**Material provided**:
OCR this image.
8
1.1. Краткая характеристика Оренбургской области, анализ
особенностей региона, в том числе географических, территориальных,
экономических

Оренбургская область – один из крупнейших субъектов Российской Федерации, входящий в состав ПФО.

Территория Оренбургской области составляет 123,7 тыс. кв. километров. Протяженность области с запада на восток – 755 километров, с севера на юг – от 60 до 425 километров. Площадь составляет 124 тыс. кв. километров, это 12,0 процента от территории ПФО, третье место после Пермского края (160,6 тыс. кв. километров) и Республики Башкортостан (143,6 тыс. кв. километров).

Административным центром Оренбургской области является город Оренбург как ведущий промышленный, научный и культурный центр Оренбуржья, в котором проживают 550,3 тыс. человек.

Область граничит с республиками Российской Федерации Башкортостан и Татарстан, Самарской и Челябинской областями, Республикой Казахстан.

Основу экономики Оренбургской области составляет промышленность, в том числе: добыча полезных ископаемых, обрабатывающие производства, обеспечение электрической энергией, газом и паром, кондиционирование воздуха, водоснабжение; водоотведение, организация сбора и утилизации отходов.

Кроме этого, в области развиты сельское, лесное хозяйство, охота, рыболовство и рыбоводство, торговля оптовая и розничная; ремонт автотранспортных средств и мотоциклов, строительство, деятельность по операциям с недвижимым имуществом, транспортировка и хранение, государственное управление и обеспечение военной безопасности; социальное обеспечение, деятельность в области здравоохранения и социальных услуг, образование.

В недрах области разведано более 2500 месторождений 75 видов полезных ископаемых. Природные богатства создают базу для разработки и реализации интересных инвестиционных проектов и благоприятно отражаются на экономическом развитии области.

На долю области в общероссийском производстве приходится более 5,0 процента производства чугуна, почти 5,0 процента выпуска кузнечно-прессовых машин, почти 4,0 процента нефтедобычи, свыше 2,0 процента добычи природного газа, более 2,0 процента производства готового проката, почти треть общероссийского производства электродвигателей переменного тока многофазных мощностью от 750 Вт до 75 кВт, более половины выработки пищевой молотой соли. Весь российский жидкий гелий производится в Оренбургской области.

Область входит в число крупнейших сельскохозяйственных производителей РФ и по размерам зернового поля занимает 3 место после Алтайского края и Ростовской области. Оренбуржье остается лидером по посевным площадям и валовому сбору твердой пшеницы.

**What to work on**: Set down the entries above again, word for word.

**Solved exercise**:
OCR this image.
8
1.1. Краткая характеристика Оренбургской области, анализ
особенностей региона, в том числе географических, территориальных,
экономических

Оренбургская область – один из крупнейших субъектов Российской Федерации, входящий в состав ПФО.

Территория Оренбургской области составляет 123,7 тыс. кв. километров. Протяженность области с запада на восток – 755 километров, с севера на юг – от 60 до 425 километров. Площадь составляет 124 тыс. кв. километров, это 12,0 процента от территории ПФО, третье место после Пермского края (160,6 тыс. кв. километров) и Республики Башкортостан (143,6 тыс. кв. километров).

Административным центром Оренбургской области является город Оренбург как ведущий промышленный, научный и культурный центр Оренбуржья, в котором проживают 550,3 тыс. человек.

Область граничит с республиками Российской Федерации Башкортостан и Татарстан, Самарской и Челябинской областями, Республикой Казахстан.

Основу экономики Оренбургской области составляет промышленность, в том числе: добыча полезных ископаемых, обрабатывающие производства, обеспечение электрической энергией, газом и паром, кондиционирование воздуха, водоснабжение; водоотведение, организация сбора и утилизации отходов.

Кроме этого, в области развиты сельское, лесное хозяйство, охота, рыболовство и рыбоводство, торговля оптовая и розничная; ремонт автотранспортных средств и мотоциклов, строительство, деятельность по операциям с недвижимым имуществом, транспортировка и хранение, государственное управление и обеспечение военной безопасности; социальное обеспечение, деятельность в области здравоохранения и социальных услуг, образование.

В недрах области разведано более 2500 месторождений 75 видов полезных ископаемых. Природные богатства создают базу для разработки и реализации интересных инвестиционных проектов и благоприятно отражаются на экономическом развитии области.

На долю области в общероссийском производстве приходится более 5,0 процента производства чугуна, почти 5,0 процента выпуска кузнечно-прессовых машин, почти 4,0 процента нефтедобычи, свыше 2,0 процента добычи природного газа, более 2,0 процента производства готового проката, почти треть общероссийского производства электродвигателей переменного тока многофазных мощностью от 750 Вт до 75 кВт, более половины выработки пищевой молотой соли. Весь российский жидкий гелий производится в Оренбургской области.

Область входит в число крупнейших сельскохозяйственных производителей РФ и по размерам зернового поля занимает 3 место после Алтайского края и Ростовской области. Оренбуржье остается лидером по посевным площадям и валовому сбору твердой пшеницы.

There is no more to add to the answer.